What you have to do: Your answer should be a single number: how many lines in the data below hold the string "包括购买价款".

A block of data:
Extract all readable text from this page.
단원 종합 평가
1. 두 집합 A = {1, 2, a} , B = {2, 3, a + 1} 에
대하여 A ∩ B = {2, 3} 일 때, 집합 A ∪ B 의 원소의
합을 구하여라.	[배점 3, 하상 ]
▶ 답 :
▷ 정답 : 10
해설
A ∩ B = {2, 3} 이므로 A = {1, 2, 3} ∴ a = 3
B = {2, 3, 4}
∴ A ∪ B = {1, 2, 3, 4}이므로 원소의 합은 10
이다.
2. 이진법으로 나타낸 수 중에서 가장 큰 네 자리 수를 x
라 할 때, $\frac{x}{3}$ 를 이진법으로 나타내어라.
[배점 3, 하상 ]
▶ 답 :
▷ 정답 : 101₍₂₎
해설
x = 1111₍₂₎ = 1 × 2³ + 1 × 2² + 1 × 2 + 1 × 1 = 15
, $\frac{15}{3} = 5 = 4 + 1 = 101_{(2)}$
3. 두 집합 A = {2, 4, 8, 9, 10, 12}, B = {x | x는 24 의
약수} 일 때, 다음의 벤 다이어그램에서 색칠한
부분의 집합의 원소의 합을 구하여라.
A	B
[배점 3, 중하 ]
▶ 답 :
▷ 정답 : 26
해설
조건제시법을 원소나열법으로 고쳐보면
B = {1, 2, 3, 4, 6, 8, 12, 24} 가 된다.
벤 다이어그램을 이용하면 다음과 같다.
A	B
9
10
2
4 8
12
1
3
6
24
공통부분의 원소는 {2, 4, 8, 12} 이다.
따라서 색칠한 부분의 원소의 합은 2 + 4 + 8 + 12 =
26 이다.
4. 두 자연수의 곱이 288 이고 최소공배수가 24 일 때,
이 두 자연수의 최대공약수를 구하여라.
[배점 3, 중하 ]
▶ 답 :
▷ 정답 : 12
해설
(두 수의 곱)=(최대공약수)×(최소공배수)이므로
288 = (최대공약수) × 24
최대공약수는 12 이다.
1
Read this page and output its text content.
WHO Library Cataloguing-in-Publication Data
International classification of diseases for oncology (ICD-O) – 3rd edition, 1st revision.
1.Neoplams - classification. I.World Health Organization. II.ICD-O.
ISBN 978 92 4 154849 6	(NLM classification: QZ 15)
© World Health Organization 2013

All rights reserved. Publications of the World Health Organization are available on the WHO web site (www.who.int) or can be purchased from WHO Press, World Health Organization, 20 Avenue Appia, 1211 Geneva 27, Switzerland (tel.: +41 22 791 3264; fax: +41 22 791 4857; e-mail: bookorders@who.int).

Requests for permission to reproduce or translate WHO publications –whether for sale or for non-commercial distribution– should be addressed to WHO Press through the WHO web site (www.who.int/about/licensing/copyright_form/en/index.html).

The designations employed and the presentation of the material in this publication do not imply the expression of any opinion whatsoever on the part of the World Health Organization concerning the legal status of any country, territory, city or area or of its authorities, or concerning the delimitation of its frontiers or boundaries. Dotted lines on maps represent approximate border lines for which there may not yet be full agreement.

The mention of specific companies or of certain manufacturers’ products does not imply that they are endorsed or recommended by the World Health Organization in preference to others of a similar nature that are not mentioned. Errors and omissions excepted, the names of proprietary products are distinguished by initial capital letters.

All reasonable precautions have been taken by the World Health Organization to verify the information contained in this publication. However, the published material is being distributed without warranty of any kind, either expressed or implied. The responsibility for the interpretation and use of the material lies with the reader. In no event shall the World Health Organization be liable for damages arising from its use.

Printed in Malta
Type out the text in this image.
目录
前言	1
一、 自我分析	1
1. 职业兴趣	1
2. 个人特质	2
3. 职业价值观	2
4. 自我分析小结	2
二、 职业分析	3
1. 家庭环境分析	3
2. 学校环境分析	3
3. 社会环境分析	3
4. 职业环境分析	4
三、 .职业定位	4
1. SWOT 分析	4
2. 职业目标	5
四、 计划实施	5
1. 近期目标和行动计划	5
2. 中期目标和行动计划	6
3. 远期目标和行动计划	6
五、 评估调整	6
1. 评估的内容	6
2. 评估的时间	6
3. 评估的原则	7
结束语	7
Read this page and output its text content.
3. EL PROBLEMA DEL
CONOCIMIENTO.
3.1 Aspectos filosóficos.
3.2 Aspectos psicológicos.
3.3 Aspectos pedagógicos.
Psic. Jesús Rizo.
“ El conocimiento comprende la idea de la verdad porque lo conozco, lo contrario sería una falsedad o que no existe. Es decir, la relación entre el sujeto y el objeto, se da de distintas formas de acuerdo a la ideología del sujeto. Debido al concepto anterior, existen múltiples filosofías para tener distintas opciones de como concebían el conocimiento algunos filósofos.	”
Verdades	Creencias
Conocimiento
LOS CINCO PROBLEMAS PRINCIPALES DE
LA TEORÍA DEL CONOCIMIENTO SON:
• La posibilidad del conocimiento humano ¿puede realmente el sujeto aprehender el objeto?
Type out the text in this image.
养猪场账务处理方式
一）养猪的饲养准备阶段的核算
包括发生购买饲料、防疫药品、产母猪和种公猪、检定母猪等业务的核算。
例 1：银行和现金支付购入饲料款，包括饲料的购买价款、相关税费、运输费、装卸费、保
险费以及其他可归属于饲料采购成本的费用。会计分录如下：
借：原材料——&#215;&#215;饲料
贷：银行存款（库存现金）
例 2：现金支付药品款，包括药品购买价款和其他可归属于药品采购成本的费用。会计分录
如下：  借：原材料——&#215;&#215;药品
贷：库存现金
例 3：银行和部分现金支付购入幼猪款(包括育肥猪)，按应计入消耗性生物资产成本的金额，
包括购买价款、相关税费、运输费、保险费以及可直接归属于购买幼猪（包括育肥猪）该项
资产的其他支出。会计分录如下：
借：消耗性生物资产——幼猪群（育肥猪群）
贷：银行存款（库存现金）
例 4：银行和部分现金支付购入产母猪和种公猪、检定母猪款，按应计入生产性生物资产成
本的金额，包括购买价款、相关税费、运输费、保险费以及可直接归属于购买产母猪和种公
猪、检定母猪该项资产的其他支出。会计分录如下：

Task response: 2